Given records:
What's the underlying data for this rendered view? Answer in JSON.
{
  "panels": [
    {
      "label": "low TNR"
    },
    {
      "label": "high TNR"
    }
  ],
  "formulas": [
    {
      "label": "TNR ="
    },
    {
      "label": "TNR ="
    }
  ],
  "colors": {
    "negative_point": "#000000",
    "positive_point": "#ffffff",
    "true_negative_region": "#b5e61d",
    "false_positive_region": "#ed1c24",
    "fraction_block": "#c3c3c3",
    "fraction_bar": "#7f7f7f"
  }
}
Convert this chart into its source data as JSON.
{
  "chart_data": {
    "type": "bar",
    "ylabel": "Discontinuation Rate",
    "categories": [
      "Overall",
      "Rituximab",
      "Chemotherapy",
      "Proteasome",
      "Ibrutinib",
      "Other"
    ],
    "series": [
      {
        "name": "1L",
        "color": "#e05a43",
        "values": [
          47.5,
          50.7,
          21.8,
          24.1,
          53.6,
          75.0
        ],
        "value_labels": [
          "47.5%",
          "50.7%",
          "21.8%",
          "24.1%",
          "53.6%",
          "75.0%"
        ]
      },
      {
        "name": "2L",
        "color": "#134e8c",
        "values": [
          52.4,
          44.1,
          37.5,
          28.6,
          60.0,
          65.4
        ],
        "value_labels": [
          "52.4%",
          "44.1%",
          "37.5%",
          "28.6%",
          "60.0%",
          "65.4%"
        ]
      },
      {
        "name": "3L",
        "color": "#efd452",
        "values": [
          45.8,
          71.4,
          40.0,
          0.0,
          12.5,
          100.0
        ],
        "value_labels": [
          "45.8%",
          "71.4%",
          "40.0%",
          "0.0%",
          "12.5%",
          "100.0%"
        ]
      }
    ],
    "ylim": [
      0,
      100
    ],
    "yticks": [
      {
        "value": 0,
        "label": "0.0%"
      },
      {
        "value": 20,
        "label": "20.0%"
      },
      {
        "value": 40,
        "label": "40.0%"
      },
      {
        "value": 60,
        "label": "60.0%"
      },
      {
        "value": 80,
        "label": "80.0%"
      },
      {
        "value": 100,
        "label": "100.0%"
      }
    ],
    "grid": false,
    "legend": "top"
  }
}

...

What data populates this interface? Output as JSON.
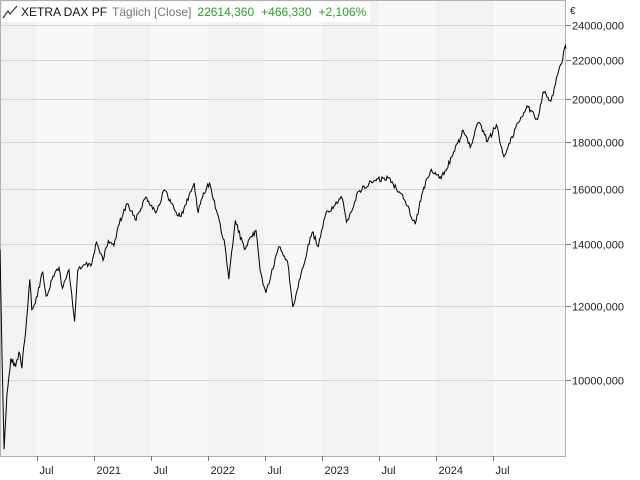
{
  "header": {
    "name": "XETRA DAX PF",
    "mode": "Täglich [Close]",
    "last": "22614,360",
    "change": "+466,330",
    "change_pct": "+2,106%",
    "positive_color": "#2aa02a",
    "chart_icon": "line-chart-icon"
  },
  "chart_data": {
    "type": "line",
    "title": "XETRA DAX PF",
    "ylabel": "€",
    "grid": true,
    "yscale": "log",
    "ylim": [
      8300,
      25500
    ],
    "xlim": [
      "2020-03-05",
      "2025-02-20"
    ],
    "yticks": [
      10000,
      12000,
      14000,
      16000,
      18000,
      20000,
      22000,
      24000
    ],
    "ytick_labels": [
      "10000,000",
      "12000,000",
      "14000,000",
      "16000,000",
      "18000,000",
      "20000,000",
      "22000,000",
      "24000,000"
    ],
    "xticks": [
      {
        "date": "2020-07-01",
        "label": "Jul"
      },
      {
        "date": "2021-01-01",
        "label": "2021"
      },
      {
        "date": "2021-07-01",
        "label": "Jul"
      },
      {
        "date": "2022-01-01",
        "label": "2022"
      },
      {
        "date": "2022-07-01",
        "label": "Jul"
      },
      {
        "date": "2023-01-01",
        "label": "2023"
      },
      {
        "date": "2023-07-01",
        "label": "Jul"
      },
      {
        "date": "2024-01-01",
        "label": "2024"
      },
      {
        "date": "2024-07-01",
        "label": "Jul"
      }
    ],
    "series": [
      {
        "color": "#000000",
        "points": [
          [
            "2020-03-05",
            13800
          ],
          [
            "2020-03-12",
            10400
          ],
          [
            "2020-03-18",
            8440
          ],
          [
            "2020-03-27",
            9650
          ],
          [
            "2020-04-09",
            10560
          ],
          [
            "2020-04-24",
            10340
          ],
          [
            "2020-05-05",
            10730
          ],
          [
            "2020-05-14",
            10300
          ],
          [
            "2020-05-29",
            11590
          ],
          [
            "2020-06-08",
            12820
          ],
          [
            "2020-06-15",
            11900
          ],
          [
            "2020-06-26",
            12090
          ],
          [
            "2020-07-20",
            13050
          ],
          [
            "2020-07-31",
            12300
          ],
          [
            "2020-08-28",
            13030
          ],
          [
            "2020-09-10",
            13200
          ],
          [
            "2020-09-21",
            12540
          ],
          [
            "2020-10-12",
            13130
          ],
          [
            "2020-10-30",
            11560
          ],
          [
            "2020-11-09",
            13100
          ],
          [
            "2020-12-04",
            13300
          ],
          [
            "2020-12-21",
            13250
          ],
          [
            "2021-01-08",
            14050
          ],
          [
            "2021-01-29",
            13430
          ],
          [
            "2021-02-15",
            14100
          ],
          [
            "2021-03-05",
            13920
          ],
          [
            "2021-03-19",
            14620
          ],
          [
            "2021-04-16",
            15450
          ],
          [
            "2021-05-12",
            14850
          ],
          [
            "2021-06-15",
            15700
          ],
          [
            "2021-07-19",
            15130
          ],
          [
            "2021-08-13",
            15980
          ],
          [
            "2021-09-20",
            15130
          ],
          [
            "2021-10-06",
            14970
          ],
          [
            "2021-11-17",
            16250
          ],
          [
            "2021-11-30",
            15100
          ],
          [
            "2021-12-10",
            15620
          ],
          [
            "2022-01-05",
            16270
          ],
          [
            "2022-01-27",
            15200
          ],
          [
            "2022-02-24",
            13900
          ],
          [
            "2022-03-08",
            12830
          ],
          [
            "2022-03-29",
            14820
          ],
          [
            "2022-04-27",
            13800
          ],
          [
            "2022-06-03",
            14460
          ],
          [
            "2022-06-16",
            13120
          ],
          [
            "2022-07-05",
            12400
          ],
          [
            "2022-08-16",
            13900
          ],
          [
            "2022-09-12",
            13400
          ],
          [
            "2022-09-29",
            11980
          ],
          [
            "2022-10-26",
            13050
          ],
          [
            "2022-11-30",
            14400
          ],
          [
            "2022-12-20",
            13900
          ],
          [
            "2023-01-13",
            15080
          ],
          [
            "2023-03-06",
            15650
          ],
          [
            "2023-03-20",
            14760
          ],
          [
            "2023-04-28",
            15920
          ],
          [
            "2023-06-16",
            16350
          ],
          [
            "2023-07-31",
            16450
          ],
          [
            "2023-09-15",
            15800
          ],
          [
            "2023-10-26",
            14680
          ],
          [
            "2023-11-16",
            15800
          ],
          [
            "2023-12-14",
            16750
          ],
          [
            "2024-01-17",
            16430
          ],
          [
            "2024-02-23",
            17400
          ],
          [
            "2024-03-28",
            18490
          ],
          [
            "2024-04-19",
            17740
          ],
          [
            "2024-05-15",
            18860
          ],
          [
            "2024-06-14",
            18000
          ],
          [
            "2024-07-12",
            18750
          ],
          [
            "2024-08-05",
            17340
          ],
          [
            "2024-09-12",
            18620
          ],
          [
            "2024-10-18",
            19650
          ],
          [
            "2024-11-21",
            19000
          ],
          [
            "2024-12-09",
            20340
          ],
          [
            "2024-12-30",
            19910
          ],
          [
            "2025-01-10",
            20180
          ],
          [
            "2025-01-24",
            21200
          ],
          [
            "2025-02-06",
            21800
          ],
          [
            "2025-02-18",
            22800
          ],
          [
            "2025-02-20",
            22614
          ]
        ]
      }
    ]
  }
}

Directions:
Show each line of the listing that holds the string "this".

Problem solution:
What's the underlying data for this rendered view? Answer in JSON.
Convert this chart into its source data as JSON.
What data populates this interface? Output as JSON.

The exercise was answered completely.